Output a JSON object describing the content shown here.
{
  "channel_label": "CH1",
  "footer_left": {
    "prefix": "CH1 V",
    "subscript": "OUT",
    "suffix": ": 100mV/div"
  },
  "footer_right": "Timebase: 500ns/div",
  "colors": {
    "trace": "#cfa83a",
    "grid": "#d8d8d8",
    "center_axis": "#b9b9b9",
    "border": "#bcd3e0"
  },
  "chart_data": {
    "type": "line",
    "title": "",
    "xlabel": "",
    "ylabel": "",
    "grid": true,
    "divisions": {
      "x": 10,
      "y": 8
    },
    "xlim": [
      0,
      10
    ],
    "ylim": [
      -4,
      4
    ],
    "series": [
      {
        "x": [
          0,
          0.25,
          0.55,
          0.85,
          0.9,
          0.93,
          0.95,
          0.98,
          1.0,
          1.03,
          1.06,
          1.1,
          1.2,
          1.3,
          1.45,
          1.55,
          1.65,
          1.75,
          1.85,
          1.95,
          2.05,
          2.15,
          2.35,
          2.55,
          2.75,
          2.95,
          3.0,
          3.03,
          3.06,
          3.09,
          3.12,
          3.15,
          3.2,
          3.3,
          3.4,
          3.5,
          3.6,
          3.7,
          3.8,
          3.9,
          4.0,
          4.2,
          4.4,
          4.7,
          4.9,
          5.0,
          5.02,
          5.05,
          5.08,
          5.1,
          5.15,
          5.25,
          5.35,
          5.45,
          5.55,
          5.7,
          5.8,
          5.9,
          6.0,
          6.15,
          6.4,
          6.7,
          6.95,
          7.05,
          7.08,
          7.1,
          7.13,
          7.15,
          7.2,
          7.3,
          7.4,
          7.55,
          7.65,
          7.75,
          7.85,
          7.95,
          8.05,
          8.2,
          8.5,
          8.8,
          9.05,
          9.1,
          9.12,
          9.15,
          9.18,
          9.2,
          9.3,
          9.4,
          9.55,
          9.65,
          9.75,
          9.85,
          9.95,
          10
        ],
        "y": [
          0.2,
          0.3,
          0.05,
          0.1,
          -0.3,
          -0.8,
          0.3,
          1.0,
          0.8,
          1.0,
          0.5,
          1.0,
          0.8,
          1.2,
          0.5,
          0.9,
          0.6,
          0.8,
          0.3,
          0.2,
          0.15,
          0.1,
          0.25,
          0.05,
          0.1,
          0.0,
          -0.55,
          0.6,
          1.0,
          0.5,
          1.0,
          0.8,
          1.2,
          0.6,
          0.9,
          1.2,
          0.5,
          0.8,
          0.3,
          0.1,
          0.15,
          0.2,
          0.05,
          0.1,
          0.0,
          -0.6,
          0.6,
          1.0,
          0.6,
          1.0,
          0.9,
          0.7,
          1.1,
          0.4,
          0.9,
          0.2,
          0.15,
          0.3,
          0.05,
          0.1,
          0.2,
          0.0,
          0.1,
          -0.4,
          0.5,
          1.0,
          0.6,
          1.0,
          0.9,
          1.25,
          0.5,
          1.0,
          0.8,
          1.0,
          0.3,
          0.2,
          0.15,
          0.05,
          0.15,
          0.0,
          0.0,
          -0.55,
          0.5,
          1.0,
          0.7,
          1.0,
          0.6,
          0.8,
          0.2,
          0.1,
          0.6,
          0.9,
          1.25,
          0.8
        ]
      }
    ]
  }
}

====

■ CHALLENGE ■
Copy the material above back out, exactly as written.

■ COMPLETED EXERCISE ■
Output a JSON object describing the content shown here.
{
  "channel_label": "CH1",
  "footer_left": {
    "prefix": "CH1 V",
    "subscript": "OUT",
    "suffix": ": 100mV/div"
  },
  "footer_right": "Timebase: 500ns/div",
  "colors": {
    "trace": "#cfa83a",
    "grid": "#d8d8d8",
    "center_axis": "#b9b9b9",
    "border": "#bcd3e0"
  },
  "chart_data": {
    "type": "line",
    "title": "",
    "xlabel": "",
    "ylabel": "",
    "grid": true,
    "divisions": {
      "x": 10,
      "y": 8
    },
    "xlim": [
      0,
      10
    ],
    "ylim": [
      -4,
      4
    ],
    "series": [
      {
        "x": [
          0,
          0.25,
          0.55,
          0.85,
          0.9,
          0.93,
          0.95,
          0.98,
          1.0,
          1.03,
          1.06,
          1.1,
          1.2,
          1.3,
          1.45,
          1.55,
          1.65,
          1.75,
          1.85,
          1.95,
          2.05,
          2.15,
          2.35,
          2.55,
          2.75,
          2.95,
          3.0,
          3.03,
          3.06,
          3.09,
          3.12,
          3.15,
          3.2,
          3.3,
          3.4,
          3.5,
          3.6,
          3.7,
          3.8,
          3.9,
          4.0,
          4.2,
          4.4,
          4.7,
          4.9,
          5.0,
          5.02,
          5.05,
          5.08,
          5.1,
          5.15,
          5.25,
          5.35,
          5.45,
          5.55,
          5.7,
          5.8,
          5.9,
          6.0,
          6.15,
          6.4,
          6.7,
          6.95,
          7.05,
          7.08,
          7.1,
          7.13,
          7.15,
          7.2,
          7.3,
          7.4,
          7.55,
          7.65,
          7.75,
          7.85,
          7.95,
          8.05,
          8.2,
          8.5,
          8.8,
          9.05,
          9.1,
          9.12,
          9.15,
          9.18,
          9.2,
          9.3,
          9.4,
          9.55,
          9.65,
          9.75,
          9.85,
          9.95,
          10
        ],
        "y": [
          0.2,
          0.3,
          0.05,
          0.1,
          -0.3,
          -0.8,
          0.3,
          1.0,
          0.8,
          1.0,
          0.5,
          1.0,
          0.8,
          1.2,
          0.5,
          0.9,
          0.6,
          0.8,
          0.3,
          0.2,
          0.15,
          0.1,
          0.25,
          0.05,
          0.1,
          0.0,
          -0.55,
          0.6,
          1.0,
          0.5,
          1.0,
          0.8,
          1.2,
          0.6,
          0.9,
          1.2,
          0.5,
          0.8,
          0.3,
          0.1,
          0.15,
          0.2,
          0.05,
          0.1,
          0.0,
          -0.6,
          0.6,
          1.0,
          0.6,
          1.0,
          0.9,
          0.7,
          1.1,
          0.4,
          0.9,
          0.2,
          0.15,
          0.3,
          0.05,
          0.1,
          0.2,
          0.0,
          0.1,
          -0.4,
          0.5,
          1.0,
          0.6,
          1.0,
          0.9,
          1.25,
          0.5,
          1.0,
          0.8,
          1.0,
          0.3,
          0.2,
          0.15,
          0.05,
          0.15,
          0.0,
          0.0,
          -0.55,
          0.5,
          1.0,
          0.7,
          1.0,
          0.6,
          0.8,
          0.2,
          0.1,
          0.6,
          0.9,
          1.25,
          0.8
        ]
      }
    ]
  }
}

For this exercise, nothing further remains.